## BEGIN

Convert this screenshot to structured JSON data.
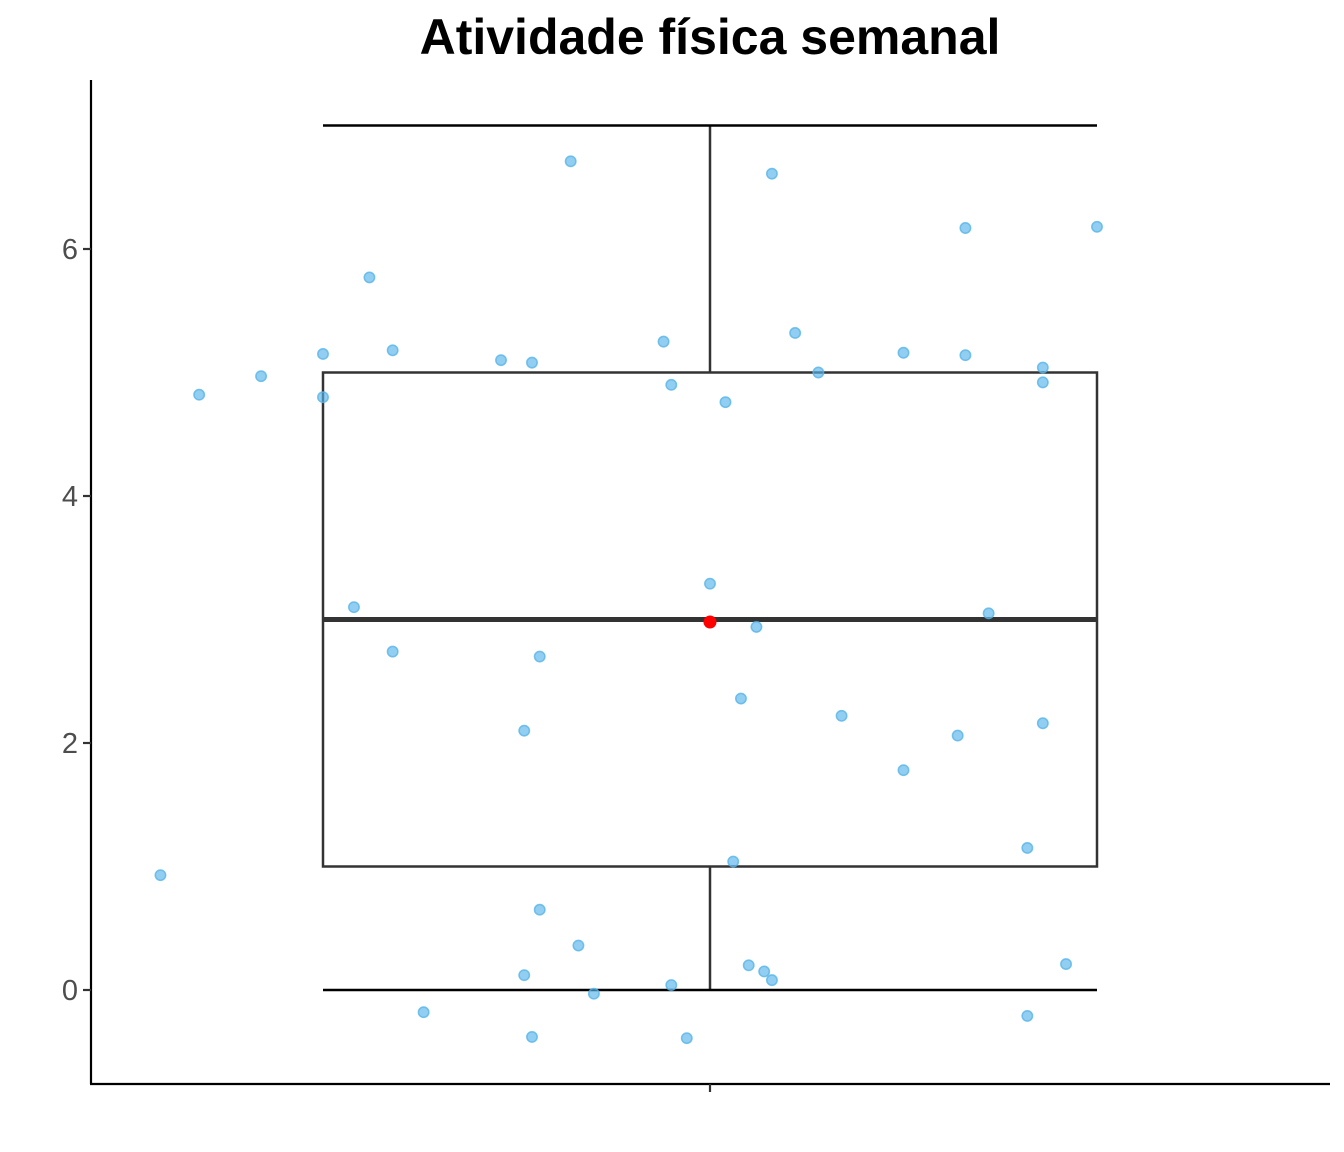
{
  "chart_data": {
    "type": "boxplot",
    "title": "Atividade física semanal",
    "xlabel": "",
    "ylabel": "",
    "ylim": [
      -0.75,
      7.3
    ],
    "yticks": [
      0,
      2,
      4,
      6
    ],
    "box": {
      "min": 0,
      "q1": 1,
      "median": 3,
      "q3": 5,
      "max": 7,
      "mean": 2.98
    },
    "jitter_points": [
      {
        "x": -0.71,
        "y": 0.93
      },
      {
        "x": -0.66,
        "y": 4.82
      },
      {
        "x": -0.58,
        "y": 4.97
      },
      {
        "x": -0.5,
        "y": 5.15
      },
      {
        "x": -0.5,
        "y": 4.8
      },
      {
        "x": -0.46,
        "y": 3.1
      },
      {
        "x": -0.44,
        "y": 5.77
      },
      {
        "x": -0.41,
        "y": 5.18
      },
      {
        "x": -0.41,
        "y": 2.74
      },
      {
        "x": -0.37,
        "y": -0.18
      },
      {
        "x": -0.27,
        "y": 5.1
      },
      {
        "x": -0.24,
        "y": 2.1
      },
      {
        "x": -0.24,
        "y": 0.12
      },
      {
        "x": -0.23,
        "y": 5.08
      },
      {
        "x": -0.23,
        "y": -0.38
      },
      {
        "x": -0.22,
        "y": 2.7
      },
      {
        "x": -0.22,
        "y": 0.65
      },
      {
        "x": -0.18,
        "y": 6.71
      },
      {
        "x": -0.17,
        "y": 0.36
      },
      {
        "x": -0.15,
        "y": -0.03
      },
      {
        "x": -0.06,
        "y": 5.25
      },
      {
        "x": -0.05,
        "y": 4.9
      },
      {
        "x": -0.05,
        "y": 0.04
      },
      {
        "x": -0.03,
        "y": -0.39
      },
      {
        "x": 0.0,
        "y": 3.29
      },
      {
        "x": 0.02,
        "y": 4.76
      },
      {
        "x": 0.03,
        "y": 1.04
      },
      {
        "x": 0.04,
        "y": 2.36
      },
      {
        "x": 0.05,
        "y": 0.2
      },
      {
        "x": 0.06,
        "y": 2.94
      },
      {
        "x": 0.07,
        "y": 0.15
      },
      {
        "x": 0.08,
        "y": 6.61
      },
      {
        "x": 0.08,
        "y": 0.08
      },
      {
        "x": 0.11,
        "y": 5.32
      },
      {
        "x": 0.14,
        "y": 5.0
      },
      {
        "x": 0.17,
        "y": 2.22
      },
      {
        "x": 0.25,
        "y": 5.16
      },
      {
        "x": 0.25,
        "y": 1.78
      },
      {
        "x": 0.32,
        "y": 2.06
      },
      {
        "x": 0.33,
        "y": 5.14
      },
      {
        "x": 0.33,
        "y": 6.17
      },
      {
        "x": 0.36,
        "y": 3.05
      },
      {
        "x": 0.41,
        "y": 1.15
      },
      {
        "x": 0.41,
        "y": -0.21
      },
      {
        "x": 0.43,
        "y": 5.04
      },
      {
        "x": 0.43,
        "y": 4.92
      },
      {
        "x": 0.43,
        "y": 2.16
      },
      {
        "x": 0.46,
        "y": 0.21
      },
      {
        "x": 0.5,
        "y": 6.18
      }
    ]
  },
  "colors": {
    "points": "#56B4E9",
    "mean": "#ff0000",
    "box_stroke": "#333333"
  }
}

## END

● **Aim**
From the data above, write out everything exactly except the pictures.

● **Output of the task**
Convert this screenshot to structured JSON data.
{
  "chart_data": {
    "type": "boxplot",
    "title": "Atividade física semanal",
    "xlabel": "",
    "ylabel": "",
    "ylim": [
      -0.75,
      7.3
    ],
    "yticks": [
      0,
      2,
      4,
      6
    ],
    "box": {
      "min": 0,
      "q1": 1,
      "median": 3,
      "q3": 5,
      "max": 7,
      "mean": 2.98
    },
    "jitter_points": [
      {
        "x": -0.71,
        "y": 0.93
      },
      {
        "x": -0.66,
        "y": 4.82
      },
      {
        "x": -0.58,
        "y": 4.97
      },
      {
        "x": -0.5,
        "y": 5.15
      },
      {
        "x": -0.5,
        "y": 4.8
      },
      {
        "x": -0.46,
        "y": 3.1
      },
      {
        "x": -0.44,
        "y": 5.77
      },
      {
        "x": -0.41,
        "y": 5.18
      },
      {
        "x": -0.41,
        "y": 2.74
      },
      {
        "x": -0.37,
        "y": -0.18
      },
      {
        "x": -0.27,
        "y": 5.1
      },
      {
        "x": -0.24,
        "y": 2.1
      },
      {
        "x": -0.24,
        "y": 0.12
      },
      {
        "x": -0.23,
        "y": 5.08
      },
      {
        "x": -0.23,
        "y": -0.38
      },
      {
        "x": -0.22,
        "y": 2.7
      },
      {
        "x": -0.22,
        "y": 0.65
      },
      {
        "x": -0.18,
        "y": 6.71
      },
      {
        "x": -0.17,
        "y": 0.36
      },
      {
        "x": -0.15,
        "y": -0.03
      },
      {
        "x": -0.06,
        "y": 5.25
      },
      {
        "x": -0.05,
        "y": 4.9
      },
      {
        "x": -0.05,
        "y": 0.04
      },
      {
        "x": -0.03,
        "y": -0.39
      },
      {
        "x": 0.0,
        "y": 3.29
      },
      {
        "x": 0.02,
        "y": 4.76
      },
      {
        "x": 0.03,
        "y": 1.04
      },
      {
        "x": 0.04,
        "y": 2.36
      },
      {
        "x": 0.05,
        "y": 0.2
      },
      {
        "x": 0.06,
        "y": 2.94
      },
      {
        "x": 0.07,
        "y": 0.15
      },
      {
        "x": 0.08,
        "y": 6.61
      },
      {
        "x": 0.08,
        "y": 0.08
      },
      {
        "x": 0.11,
        "y": 5.32
      },
      {
        "x": 0.14,
        "y": 5.0
      },
      {
        "x": 0.17,
        "y": 2.22
      },
      {
        "x": 0.25,
        "y": 5.16
      },
      {
        "x": 0.25,
        "y": 1.78
      },
      {
        "x": 0.32,
        "y": 2.06
      },
      {
        "x": 0.33,
        "y": 5.14
      },
      {
        "x": 0.33,
        "y": 6.17
      },
      {
        "x": 0.36,
        "y": 3.05
      },
      {
        "x": 0.41,
        "y": 1.15
      },
      {
        "x": 0.41,
        "y": -0.21
      },
      {
        "x": 0.43,
        "y": 5.04
      },
      {
        "x": 0.43,
        "y": 4.92
      },
      {
        "x": 0.43,
        "y": 2.16
      },
      {
        "x": 0.46,
        "y": 0.21
      },
      {
        "x": 0.5,
        "y": 6.18
      }
    ]
  },
  "colors": {
    "points": "#56B4E9",
    "mean": "#ff0000",
    "box_stroke": "#333333"
  }
}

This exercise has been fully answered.